══ Provided entries ══

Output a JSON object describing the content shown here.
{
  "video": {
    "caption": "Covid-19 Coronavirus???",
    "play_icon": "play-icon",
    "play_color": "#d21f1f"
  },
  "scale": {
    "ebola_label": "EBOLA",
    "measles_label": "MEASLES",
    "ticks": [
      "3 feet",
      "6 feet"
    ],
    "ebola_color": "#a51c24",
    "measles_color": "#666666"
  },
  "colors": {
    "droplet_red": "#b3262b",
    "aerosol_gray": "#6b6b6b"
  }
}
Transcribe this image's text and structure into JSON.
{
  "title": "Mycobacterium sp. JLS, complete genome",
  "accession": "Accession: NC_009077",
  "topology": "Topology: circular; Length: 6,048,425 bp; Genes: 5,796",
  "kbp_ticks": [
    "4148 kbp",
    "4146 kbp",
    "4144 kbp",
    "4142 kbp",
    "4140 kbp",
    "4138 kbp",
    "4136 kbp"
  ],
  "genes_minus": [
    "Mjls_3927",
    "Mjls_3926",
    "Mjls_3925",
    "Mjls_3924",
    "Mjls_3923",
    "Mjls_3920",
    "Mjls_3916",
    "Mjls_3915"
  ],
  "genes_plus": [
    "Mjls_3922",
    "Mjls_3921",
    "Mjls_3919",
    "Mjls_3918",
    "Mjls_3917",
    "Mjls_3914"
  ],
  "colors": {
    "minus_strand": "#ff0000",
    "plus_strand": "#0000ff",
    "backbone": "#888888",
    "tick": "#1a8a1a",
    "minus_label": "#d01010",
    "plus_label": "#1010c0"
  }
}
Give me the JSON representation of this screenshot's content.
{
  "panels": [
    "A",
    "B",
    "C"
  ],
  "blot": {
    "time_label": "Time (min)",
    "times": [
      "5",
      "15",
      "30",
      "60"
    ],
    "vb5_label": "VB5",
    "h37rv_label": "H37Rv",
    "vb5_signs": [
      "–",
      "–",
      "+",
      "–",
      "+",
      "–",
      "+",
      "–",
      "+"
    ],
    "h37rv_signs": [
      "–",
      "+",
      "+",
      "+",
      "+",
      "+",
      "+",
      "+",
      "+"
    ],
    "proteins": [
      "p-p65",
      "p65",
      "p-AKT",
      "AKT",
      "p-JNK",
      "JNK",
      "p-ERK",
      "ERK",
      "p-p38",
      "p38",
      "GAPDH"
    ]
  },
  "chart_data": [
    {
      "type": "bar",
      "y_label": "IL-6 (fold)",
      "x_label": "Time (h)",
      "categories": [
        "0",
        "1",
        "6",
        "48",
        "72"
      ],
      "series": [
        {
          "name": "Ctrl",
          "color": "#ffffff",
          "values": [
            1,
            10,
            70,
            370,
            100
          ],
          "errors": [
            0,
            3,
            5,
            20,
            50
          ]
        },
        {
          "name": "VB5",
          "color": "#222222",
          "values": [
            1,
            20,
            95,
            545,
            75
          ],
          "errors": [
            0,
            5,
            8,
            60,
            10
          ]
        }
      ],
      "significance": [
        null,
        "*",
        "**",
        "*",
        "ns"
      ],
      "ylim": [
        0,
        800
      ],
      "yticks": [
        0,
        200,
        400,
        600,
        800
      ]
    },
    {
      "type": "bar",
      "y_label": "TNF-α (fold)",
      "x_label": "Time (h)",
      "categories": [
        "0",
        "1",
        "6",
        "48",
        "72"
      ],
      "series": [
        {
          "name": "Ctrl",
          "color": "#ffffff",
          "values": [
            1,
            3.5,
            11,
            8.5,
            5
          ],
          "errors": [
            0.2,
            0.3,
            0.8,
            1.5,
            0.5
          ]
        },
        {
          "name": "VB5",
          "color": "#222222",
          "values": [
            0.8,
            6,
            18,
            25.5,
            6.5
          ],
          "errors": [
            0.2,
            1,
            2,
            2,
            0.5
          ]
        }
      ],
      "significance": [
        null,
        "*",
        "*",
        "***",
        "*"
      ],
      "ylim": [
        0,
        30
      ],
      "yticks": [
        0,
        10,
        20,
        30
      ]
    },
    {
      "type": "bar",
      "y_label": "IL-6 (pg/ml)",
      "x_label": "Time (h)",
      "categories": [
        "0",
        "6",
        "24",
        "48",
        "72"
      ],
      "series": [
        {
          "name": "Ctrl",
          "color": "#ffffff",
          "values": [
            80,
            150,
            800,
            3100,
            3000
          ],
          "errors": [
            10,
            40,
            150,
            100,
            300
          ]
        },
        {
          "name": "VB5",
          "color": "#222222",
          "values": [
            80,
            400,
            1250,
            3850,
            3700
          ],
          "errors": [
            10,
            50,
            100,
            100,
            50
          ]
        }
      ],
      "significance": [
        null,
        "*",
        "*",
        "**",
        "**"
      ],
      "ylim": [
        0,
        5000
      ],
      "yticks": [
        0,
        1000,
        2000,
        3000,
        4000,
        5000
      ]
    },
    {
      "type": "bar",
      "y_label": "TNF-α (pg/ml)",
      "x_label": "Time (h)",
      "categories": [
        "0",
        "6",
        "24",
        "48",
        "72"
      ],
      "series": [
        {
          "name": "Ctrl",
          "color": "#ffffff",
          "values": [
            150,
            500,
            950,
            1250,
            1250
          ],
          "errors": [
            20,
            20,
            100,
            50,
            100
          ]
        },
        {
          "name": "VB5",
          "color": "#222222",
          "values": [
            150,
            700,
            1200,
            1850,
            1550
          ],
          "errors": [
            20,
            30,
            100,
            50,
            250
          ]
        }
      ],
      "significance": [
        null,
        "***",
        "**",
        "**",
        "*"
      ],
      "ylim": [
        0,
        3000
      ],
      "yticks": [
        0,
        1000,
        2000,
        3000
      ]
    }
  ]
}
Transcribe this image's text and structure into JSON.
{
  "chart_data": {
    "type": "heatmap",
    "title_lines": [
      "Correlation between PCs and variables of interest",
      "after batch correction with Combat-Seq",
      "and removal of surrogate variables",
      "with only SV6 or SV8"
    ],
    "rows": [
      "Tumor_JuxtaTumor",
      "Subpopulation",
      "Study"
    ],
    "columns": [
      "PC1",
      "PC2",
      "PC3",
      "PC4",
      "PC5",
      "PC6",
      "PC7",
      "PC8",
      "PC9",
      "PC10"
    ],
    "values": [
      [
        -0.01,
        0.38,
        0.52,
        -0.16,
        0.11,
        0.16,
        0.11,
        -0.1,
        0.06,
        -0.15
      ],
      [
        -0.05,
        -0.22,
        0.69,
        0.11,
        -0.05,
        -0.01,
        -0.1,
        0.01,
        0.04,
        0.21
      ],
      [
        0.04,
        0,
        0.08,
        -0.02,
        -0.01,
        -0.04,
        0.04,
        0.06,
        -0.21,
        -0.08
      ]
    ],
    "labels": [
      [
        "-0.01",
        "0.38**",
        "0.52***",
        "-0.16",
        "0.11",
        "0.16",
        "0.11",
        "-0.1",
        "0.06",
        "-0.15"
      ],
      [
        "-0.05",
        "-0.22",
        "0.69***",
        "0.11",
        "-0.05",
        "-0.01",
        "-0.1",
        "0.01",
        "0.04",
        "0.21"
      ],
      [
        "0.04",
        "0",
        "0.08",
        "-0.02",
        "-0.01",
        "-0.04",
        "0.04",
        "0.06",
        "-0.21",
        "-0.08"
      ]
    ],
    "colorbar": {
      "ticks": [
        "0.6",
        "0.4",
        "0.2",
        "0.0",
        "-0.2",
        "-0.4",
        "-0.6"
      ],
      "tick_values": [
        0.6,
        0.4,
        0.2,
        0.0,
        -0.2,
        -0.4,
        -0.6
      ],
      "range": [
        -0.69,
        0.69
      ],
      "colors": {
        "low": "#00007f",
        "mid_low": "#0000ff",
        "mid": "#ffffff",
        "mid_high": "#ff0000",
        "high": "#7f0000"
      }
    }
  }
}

═══

Problem to work on
Output the material above exactly. Omit nothing.

Result of the exercise
Output a JSON object describing the content shown here.
{
  "video": {
    "caption": "Covid-19 Coronavirus???",
    "play_icon": "play-icon",
    "play_color": "#d21f1f"
  },
  "scale": {
    "ebola_label": "EBOLA",
    "measles_label": "MEASLES",
    "ticks": [
      "3 feet",
      "6 feet"
    ],
    "ebola_color": "#a51c24",
    "measles_color": "#666666"
  },
  "colors": {
    "droplet_red": "#b3262b",
    "aerosol_gray": "#6b6b6b"
  }
}
Transcribe this image's text and structure into JSON.
{
  "title": "Mycobacterium sp. JLS, complete genome",
  "accession": "Accession: NC_009077",
  "topology": "Topology: circular; Length: 6,048,425 bp; Genes: 5,796",
  "kbp_ticks": [
    "4148 kbp",
    "4146 kbp",
    "4144 kbp",
    "4142 kbp",
    "4140 kbp",
    "4138 kbp",
    "4136 kbp"
  ],
  "genes_minus": [
    "Mjls_3927",
    "Mjls_3926",
    "Mjls_3925",
    "Mjls_3924",
    "Mjls_3923",
    "Mjls_3920",
    "Mjls_3916",
    "Mjls_3915"
  ],
  "genes_plus": [
    "Mjls_3922",
    "Mjls_3921",
    "Mjls_3919",
    "Mjls_3918",
    "Mjls_3917",
    "Mjls_3914"
  ],
  "colors": {
    "minus_strand": "#ff0000",
    "plus_strand": "#0000ff",
    "backbone": "#888888",
    "tick": "#1a8a1a",
    "minus_label": "#d01010",
    "plus_label": "#1010c0"
  }
}
Give me the JSON representation of this screenshot's content.
{
  "panels": [
    "A",
    "B",
    "C"
  ],
  "blot": {
    "time_label": "Time (min)",
    "times": [
      "5",
      "15",
      "30",
      "60"
    ],
    "vb5_label": "VB5",
    "h37rv_label": "H37Rv",
    "vb5_signs": [
      "–",
      "–",
      "+",
      "–",
      "+",
      "–",
      "+",
      "–",
      "+"
    ],
    "h37rv_signs": [
      "–",
      "+",
      "+",
      "+",
      "+",
      "+",
      "+",
      "+",
      "+"
    ],
    "proteins": [
      "p-p65",
      "p65",
      "p-AKT",
      "AKT",
      "p-JNK",
      "JNK",
      "p-ERK",
      "ERK",
      "p-p38",
      "p38",
      "GAPDH"
    ]
  },
  "chart_data": [
    {
      "type": "bar",
      "y_label": "IL-6 (fold)",
      "x_label": "Time (h)",
      "categories": [
        "0",
        "1",
        "6",
        "48",
        "72"
      ],
      "series": [
        {
          "name": "Ctrl",
          "color": "#ffffff",
          "values": [
            1,
            10,
            70,
            370,
            100
          ],
          "errors": [
            0,
            3,
            5,
            20,
            50
          ]
        },
        {
          "name": "VB5",
          "color": "#222222",
          "values": [
            1,
            20,
            95,
            545,
            75
          ],
          "errors": [
            0,
            5,
            8,
            60,
            10
          ]
        }
      ],
      "significance": [
        null,
        "*",
        "**",
        "*",
        "ns"
      ],
      "ylim": [
        0,
        800
      ],
      "yticks": [
        0,
        200,
        400,
        600,
        800
      ]
    },
    {
      "type": "bar",
      "y_label": "TNF-α (fold)",
      "x_label": "Time (h)",
      "categories": [
        "0",
        "1",
        "6",
        "48",
        "72"
      ],
      "series": [
        {
          "name": "Ctrl",
          "color": "#ffffff",
          "values": [
            1,
            3.5,
            11,
            8.5,
            5
          ],
          "errors": [
            0.2,
            0.3,
            0.8,
            1.5,
            0.5
          ]
        },
        {
          "name": "VB5",
          "color": "#222222",
          "values": [
            0.8,
            6,
            18,
            25.5,
            6.5
          ],
          "errors": [
            0.2,
            1,
            2,
            2,
            0.5
          ]
        }
      ],
      "significance": [
        null,
        "*",
        "*",
        "***",
        "*"
      ],
      "ylim": [
        0,
        30
      ],
      "yticks": [
        0,
        10,
        20,
        30
      ]
    },
    {
      "type": "bar",
      "y_label": "IL-6 (pg/ml)",
      "x_label": "Time (h)",
      "categories": [
        "0",
        "6",
        "24",
        "48",
        "72"
      ],
      "series": [
        {
          "name": "Ctrl",
          "color": "#ffffff",
          "values": [
            80,
            150,
            800,
            3100,
            3000
          ],
          "errors": [
            10,
            40,
            150,
            100,
            300
          ]
        },
        {
          "name": "VB5",
          "color": "#222222",
          "values": [
            80,
            400,
            1250,
            3850,
            3700
          ],
          "errors": [
            10,
            50,
            100,
            100,
            50
          ]
        }
      ],
      "significance": [
        null,
        "*",
        "*",
        "**",
        "**"
      ],
      "ylim": [
        0,
        5000
      ],
      "yticks": [
        0,
        1000,
        2000,
        3000,
        4000,
        5000
      ]
    },
    {
      "type": "bar",
      "y_label": "TNF-α (pg/ml)",
      "x_label": "Time (h)",
      "categories": [
        "0",
        "6",
        "24",
        "48",
        "72"
      ],
      "series": [
        {
          "name": "Ctrl",
          "color": "#ffffff",
          "values": [
            150,
            500,
            950,
            1250,
            1250
          ],
          "errors": [
            20,
            20,
            100,
            50,
            100
          ]
        },
        {
          "name": "VB5",
          "color": "#222222",
          "values": [
            150,
            700,
            1200,
            1850,
            1550
          ],
          "errors": [
            20,
            30,
            100,
            50,
            250
          ]
        }
      ],
      "significance": [
        null,
        "***",
        "**",
        "**",
        "*"
      ],
      "ylim": [
        0,
        3000
      ],
      "yticks": [
        0,
        1000,
        2000,
        3000
      ]
    }
  ]
}
Transcribe this image's text and structure into JSON.
{
  "chart_data": {
    "type": "heatmap",
    "title_lines": [
      "Correlation between PCs and variables of interest",
      "after batch correction with Combat-Seq",
      "and removal of surrogate variables",
      "with only SV6 or SV8"
    ],
    "rows": [
      "Tumor_JuxtaTumor",
      "Subpopulation",
      "Study"
    ],
    "columns": [
      "PC1",
      "PC2",
      "PC3",
      "PC4",
      "PC5",
      "PC6",
      "PC7",
      "PC8",
      "PC9",
      "PC10"
    ],
    "values": [
      [
        -0.01,
        0.38,
        0.52,
        -0.16,
        0.11,
        0.16,
        0.11,
        -0.1,
        0.06,
        -0.15
      ],
      [
        -0.05,
        -0.22,
        0.69,
        0.11,
        -0.05,
        -0.01,
        -0.1,
        0.01,
        0.04,
        0.21
      ],
      [
        0.04,
        0,
        0.08,
        -0.02,
        -0.01,
        -0.04,
        0.04,
        0.06,
        -0.21,
        -0.08
      ]
    ],
    "labels": [
      [
        "-0.01",
        "0.38**",
        "0.52***",
        "-0.16",
        "0.11",
        "0.16",
        "0.11",
        "-0.1",
        "0.06",
        "-0.15"
      ],
      [
        "-0.05",
        "-0.22",
        "0.69***",
        "0.11",
        "-0.05",
        "-0.01",
        "-0.1",
        "0.01",
        "0.04",
        "0.21"
      ],
      [
        "0.04",
        "0",
        "0.08",
        "-0.02",
        "-0.01",
        "-0.04",
        "0.04",
        "0.06",
        "-0.21",
        "-0.08"
      ]
    ],
    "colorbar": {
      "ticks": [
        "0.6",
        "0.4",
        "0.2",
        "0.0",
        "-0.2",
        "-0.4",
        "-0.6"
      ],
      "tick_values": [
        0.6,
        0.4,
        0.2,
        0.0,
        -0.2,
        -0.4,
        -0.6
      ],
      "range": [
        -0.69,
        0.69
      ],
      "colors": {
        "low": "#00007f",
        "mid_low": "#0000ff",
        "mid": "#ffffff",
        "mid_high": "#ff0000",
        "high": "#7f0000"
      }
    }
  }
}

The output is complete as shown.